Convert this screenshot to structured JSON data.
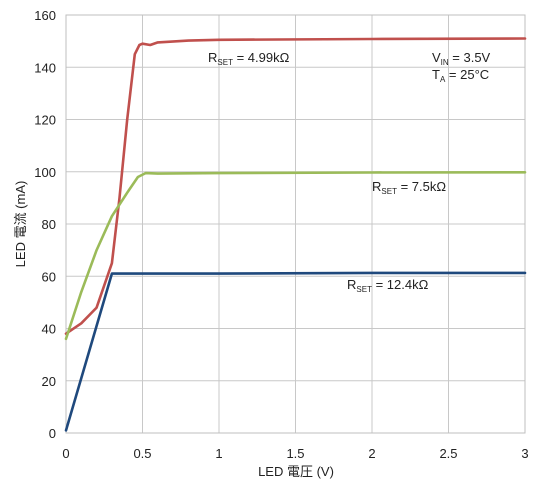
{
  "chart_data": {
    "type": "line",
    "xlabel": "LED 電圧 (V)",
    "ylabel": "LED 電流 (mA)",
    "xlim": [
      0,
      3
    ],
    "ylim": [
      0,
      160
    ],
    "xticks": [
      0,
      0.5,
      1,
      1.5,
      2,
      2.5,
      3
    ],
    "xtick_labels": [
      "0",
      "0.5",
      "1",
      "1.5",
      "2",
      "2.5",
      "3"
    ],
    "yticks": [
      0,
      20,
      40,
      60,
      80,
      100,
      120,
      140,
      160
    ],
    "ytick_labels": [
      "0",
      "20",
      "40",
      "60",
      "80",
      "100",
      "120",
      "140",
      "160"
    ],
    "grid": true,
    "series": [
      {
        "label_main": "R",
        "label_sub": "SET",
        "label_rest": " = 4.99kΩ",
        "color": "#c0504d",
        "x": [
          0,
          0.1,
          0.2,
          0.3,
          0.35,
          0.4,
          0.45,
          0.48,
          0.5,
          0.55,
          0.6,
          0.8,
          1.0,
          2.0,
          3.0
        ],
        "y": [
          38,
          42,
          48,
          65,
          90,
          120,
          145,
          148.5,
          149,
          148.5,
          149.5,
          150.2,
          150.5,
          150.8,
          151
        ]
      },
      {
        "label_main": "R",
        "label_sub": "SET",
        "label_rest": " = 7.5kΩ",
        "color": "#9bbb59",
        "x": [
          0,
          0.1,
          0.2,
          0.3,
          0.4,
          0.47,
          0.52,
          0.6,
          1.0,
          2.0,
          3.0
        ],
        "y": [
          36,
          54,
          70,
          83,
          92,
          98,
          99.5,
          99.3,
          99.5,
          99.7,
          99.8
        ]
      },
      {
        "label_main": "R",
        "label_sub": "SET",
        "label_rest": " = 12.4kΩ",
        "color": "#1f497d",
        "x": [
          0,
          0.1,
          0.2,
          0.3,
          0.4,
          0.5,
          1.0,
          2.0,
          3.0
        ],
        "y": [
          1,
          21,
          41,
          61,
          61,
          61,
          61,
          61.3,
          61.3
        ]
      }
    ],
    "annotations": [
      {
        "main": "V",
        "sub": "IN",
        "rest": " = 3.5V"
      },
      {
        "main": "T",
        "sub": "A",
        "rest": " = 25°C"
      }
    ]
  }
}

• **To be done**
Could you repeat all of the material exactly? Pictures should not be copied.

• **Result of this exercise**
Convert this screenshot to structured JSON data.
{
  "chart_data": {
    "type": "line",
    "xlabel": "LED 電圧 (V)",
    "ylabel": "LED 電流 (mA)",
    "xlim": [
      0,
      3
    ],
    "ylim": [
      0,
      160
    ],
    "xticks": [
      0,
      0.5,
      1,
      1.5,
      2,
      2.5,
      3
    ],
    "xtick_labels": [
      "0",
      "0.5",
      "1",
      "1.5",
      "2",
      "2.5",
      "3"
    ],
    "yticks": [
      0,
      20,
      40,
      60,
      80,
      100,
      120,
      140,
      160
    ],
    "ytick_labels": [
      "0",
      "20",
      "40",
      "60",
      "80",
      "100",
      "120",
      "140",
      "160"
    ],
    "grid": true,
    "series": [
      {
        "label_main": "R",
        "label_sub": "SET",
        "label_rest": " = 4.99kΩ",
        "color": "#c0504d",
        "x": [
          0,
          0.1,
          0.2,
          0.3,
          0.35,
          0.4,
          0.45,
          0.48,
          0.5,
          0.55,
          0.6,
          0.8,
          1.0,
          2.0,
          3.0
        ],
        "y": [
          38,
          42,
          48,
          65,
          90,
          120,
          145,
          148.5,
          149,
          148.5,
          149.5,
          150.2,
          150.5,
          150.8,
          151
        ]
      },
      {
        "label_main": "R",
        "label_sub": "SET",
        "label_rest": " = 7.5kΩ",
        "color": "#9bbb59",
        "x": [
          0,
          0.1,
          0.2,
          0.3,
          0.4,
          0.47,
          0.52,
          0.6,
          1.0,
          2.0,
          3.0
        ],
        "y": [
          36,
          54,
          70,
          83,
          92,
          98,
          99.5,
          99.3,
          99.5,
          99.7,
          99.8
        ]
      },
      {
        "label_main": "R",
        "label_sub": "SET",
        "label_rest": " = 12.4kΩ",
        "color": "#1f497d",
        "x": [
          0,
          0.1,
          0.2,
          0.3,
          0.4,
          0.5,
          1.0,
          2.0,
          3.0
        ],
        "y": [
          1,
          21,
          41,
          61,
          61,
          61,
          61,
          61.3,
          61.3
        ]
      }
    ],
    "annotations": [
      {
        "main": "V",
        "sub": "IN",
        "rest": " = 3.5V"
      },
      {
        "main": "T",
        "sub": "A",
        "rest": " = 25°C"
      }
    ]
  }
}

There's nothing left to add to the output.